Reproduce every item below line for line, leaving out the pictures.

Task data:

* start *

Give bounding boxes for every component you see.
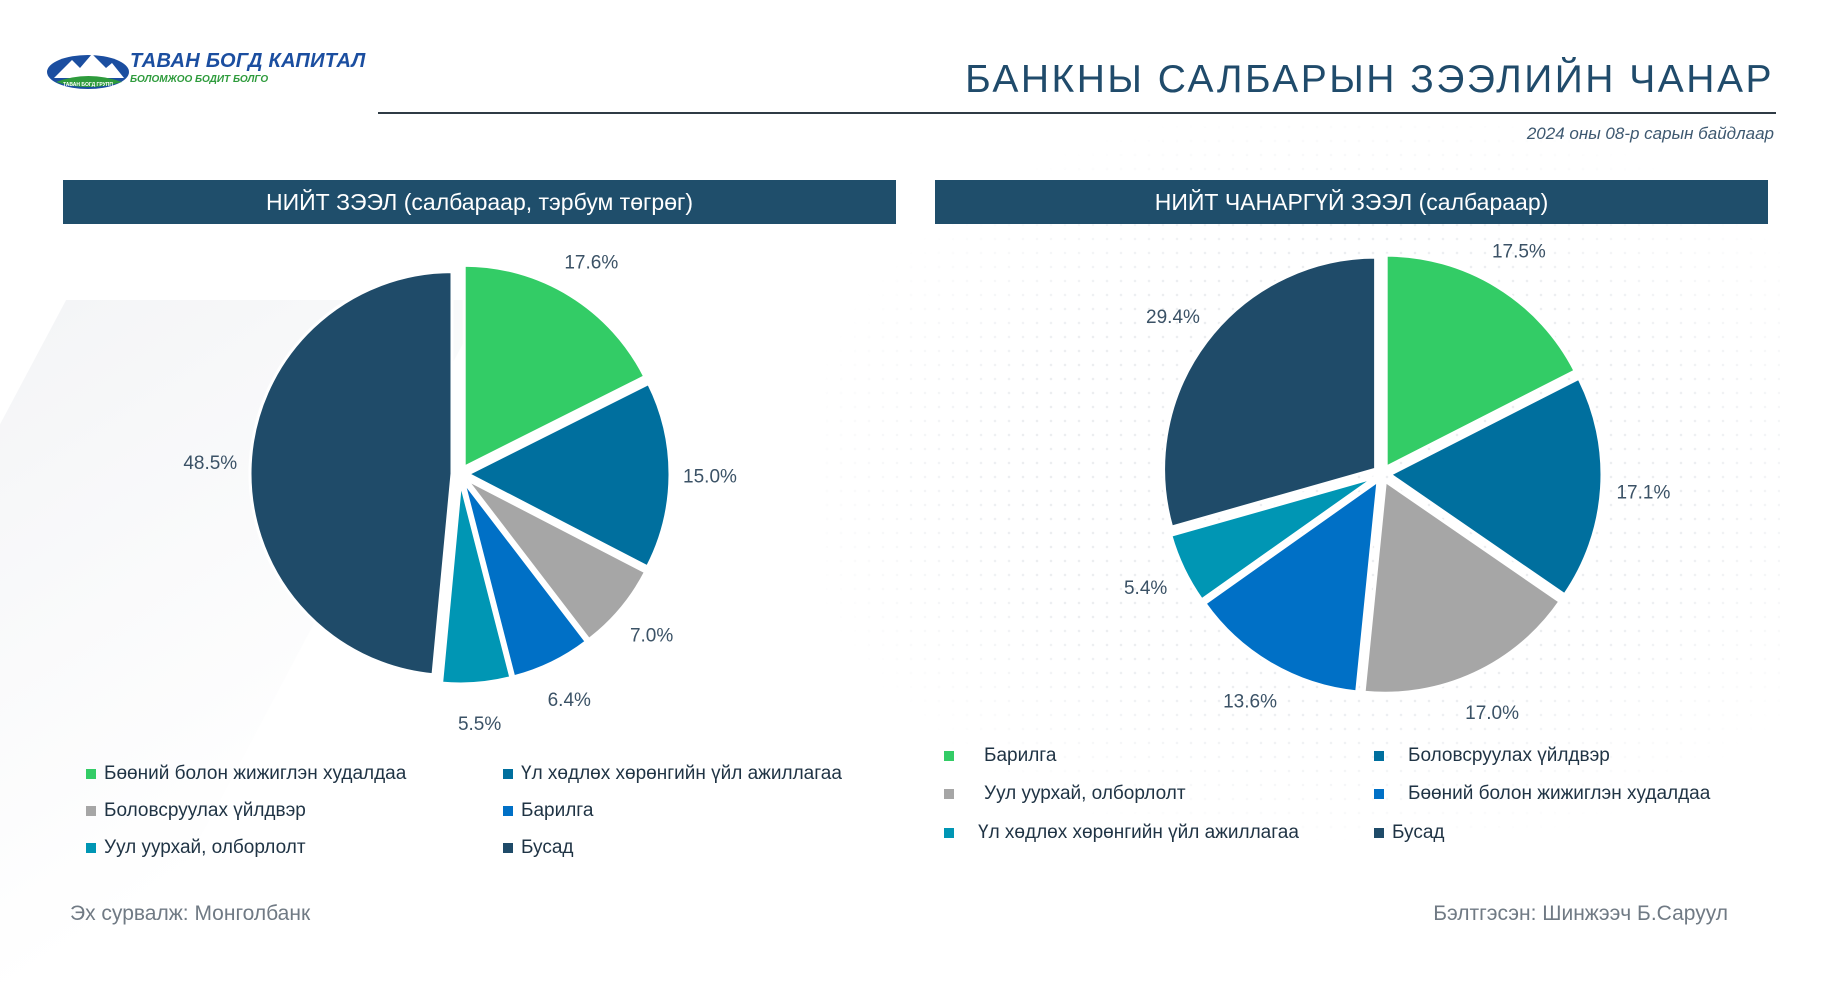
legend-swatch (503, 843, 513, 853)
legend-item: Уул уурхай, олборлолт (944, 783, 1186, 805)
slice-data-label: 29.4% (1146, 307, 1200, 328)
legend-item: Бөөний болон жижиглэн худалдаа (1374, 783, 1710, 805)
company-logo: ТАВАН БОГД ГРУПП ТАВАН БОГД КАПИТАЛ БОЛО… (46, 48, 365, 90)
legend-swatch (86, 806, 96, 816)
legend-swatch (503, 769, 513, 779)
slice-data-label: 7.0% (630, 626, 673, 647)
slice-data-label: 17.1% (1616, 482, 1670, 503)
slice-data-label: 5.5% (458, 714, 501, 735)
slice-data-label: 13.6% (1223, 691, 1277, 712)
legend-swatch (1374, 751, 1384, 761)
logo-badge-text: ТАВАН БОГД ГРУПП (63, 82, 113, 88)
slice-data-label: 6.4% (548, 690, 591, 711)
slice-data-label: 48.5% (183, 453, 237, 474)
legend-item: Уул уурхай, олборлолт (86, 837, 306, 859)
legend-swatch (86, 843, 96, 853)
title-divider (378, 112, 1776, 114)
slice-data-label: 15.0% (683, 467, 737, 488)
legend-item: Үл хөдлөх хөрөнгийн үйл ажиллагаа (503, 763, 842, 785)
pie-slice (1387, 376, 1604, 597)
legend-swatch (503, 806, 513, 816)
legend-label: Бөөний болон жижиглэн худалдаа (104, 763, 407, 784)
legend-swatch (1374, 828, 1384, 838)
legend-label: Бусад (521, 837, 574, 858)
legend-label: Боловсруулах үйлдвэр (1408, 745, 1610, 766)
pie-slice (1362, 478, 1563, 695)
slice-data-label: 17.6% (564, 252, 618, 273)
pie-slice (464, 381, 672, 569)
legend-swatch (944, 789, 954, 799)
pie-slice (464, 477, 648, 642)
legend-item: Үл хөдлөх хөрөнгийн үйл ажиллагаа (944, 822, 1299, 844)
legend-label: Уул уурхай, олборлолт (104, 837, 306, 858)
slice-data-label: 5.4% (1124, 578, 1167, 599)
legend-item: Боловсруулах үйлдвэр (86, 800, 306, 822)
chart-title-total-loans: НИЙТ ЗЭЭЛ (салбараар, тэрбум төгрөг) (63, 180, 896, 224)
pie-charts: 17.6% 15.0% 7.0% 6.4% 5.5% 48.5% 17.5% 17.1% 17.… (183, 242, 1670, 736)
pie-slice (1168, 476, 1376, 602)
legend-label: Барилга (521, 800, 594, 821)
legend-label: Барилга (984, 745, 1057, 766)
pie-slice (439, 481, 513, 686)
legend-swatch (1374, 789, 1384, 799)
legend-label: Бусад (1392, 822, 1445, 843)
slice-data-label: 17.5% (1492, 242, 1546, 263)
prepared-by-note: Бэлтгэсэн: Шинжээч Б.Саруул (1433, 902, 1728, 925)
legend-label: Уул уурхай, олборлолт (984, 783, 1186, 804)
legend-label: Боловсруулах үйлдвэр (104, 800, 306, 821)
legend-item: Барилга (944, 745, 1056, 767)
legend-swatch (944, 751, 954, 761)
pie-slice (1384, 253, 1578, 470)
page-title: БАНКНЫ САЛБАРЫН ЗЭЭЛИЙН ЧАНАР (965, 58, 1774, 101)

* end *

Written response:
Give bounding boxes for every component you see.
legend-swatch (503, 843, 513, 853)
legend-item: Уул уурхай, олборлолт (944, 783, 1186, 805)
slice-data-label: 29.4% (1146, 307, 1200, 328)
legend-item: Бөөний болон жижиглэн худалдаа (1374, 783, 1710, 805)
company-logo: ТАВАН БОГД ГРУПП ТАВАН БОГД КАПИТАЛ БОЛО… (46, 48, 365, 90)
legend-swatch (86, 806, 96, 816)
legend-swatch (503, 769, 513, 779)
slice-data-label: 7.0% (630, 626, 673, 647)
slice-data-label: 17.1% (1616, 482, 1670, 503)
slice-data-label: 5.5% (458, 714, 501, 735)
slice-data-label: 13.6% (1223, 691, 1277, 712)
legend-swatch (1374, 751, 1384, 761)
logo-badge-text: ТАВАН БОГД ГРУПП (63, 82, 113, 88)
slice-data-label: 6.4% (548, 690, 591, 711)
slice-data-label: 48.5% (183, 453, 237, 474)
legend-item: Уул уурхай, олборлолт (86, 837, 306, 859)
legend-swatch (86, 843, 96, 853)
title-divider (378, 112, 1776, 114)
slice-data-label: 15.0% (683, 467, 737, 488)
legend-item: Үл хөдлөх хөрөнгийн үйл ажиллагаа (503, 763, 842, 785)
pie-slice (1387, 376, 1604, 597)
legend-swatch (503, 806, 513, 816)
legend-label: Бөөний болон жижиглэн худалдаа (104, 763, 407, 784)
legend-swatch (1374, 828, 1384, 838)
legend-label: Бусад (521, 837, 574, 858)
legend-label: Боловсруулах үйлдвэр (1408, 745, 1610, 766)
pie-slice (1362, 478, 1563, 695)
slice-data-label: 17.6% (564, 252, 618, 273)
pie-slice (464, 381, 672, 569)
legend-swatch (944, 789, 954, 799)
pie-slice (464, 477, 648, 642)
legend-item: Үл хөдлөх хөрөнгийн үйл ажиллагаа (944, 822, 1299, 844)
legend-label: Уул уурхай, олборлолт (104, 837, 306, 858)
slice-data-label: 5.4% (1124, 578, 1167, 599)
legend-item: Боловсруулах үйлдвэр (86, 800, 306, 822)
chart-title-total-loans: НИЙТ ЗЭЭЛ (салбараар, тэрбум төгрөг) (63, 180, 896, 224)
pie-charts: 17.6% 15.0% 7.0% 6.4% 5.5% 48.5% 17.5% 17.1% 17.… (183, 242, 1670, 736)
pie-slice (1168, 476, 1376, 602)
legend-label: Барилга (521, 800, 594, 821)
legend-label: Барилга (984, 745, 1057, 766)
pie-slice (439, 481, 513, 686)
legend-swatch (1374, 789, 1384, 799)
legend-label: Бусад (1392, 822, 1445, 843)
slice-data-label: 17.5% (1492, 242, 1546, 263)
prepared-by-note: Бэлтгэсэн: Шинжээч Б.Саруул (1433, 902, 1728, 925)
legend-label: Уул уурхай, олборлолт (984, 783, 1186, 804)
legend-label: Боловсруулах үйлдвэр (104, 800, 306, 821)
legend-item: Барилга (944, 745, 1056, 767)
legend-swatch (944, 751, 954, 761)
pie-slice (1384, 253, 1578, 470)
page-title: БАНКНЫ САЛБАРЫН ЗЭЭЛИЙН ЧАНАР (965, 58, 1774, 101)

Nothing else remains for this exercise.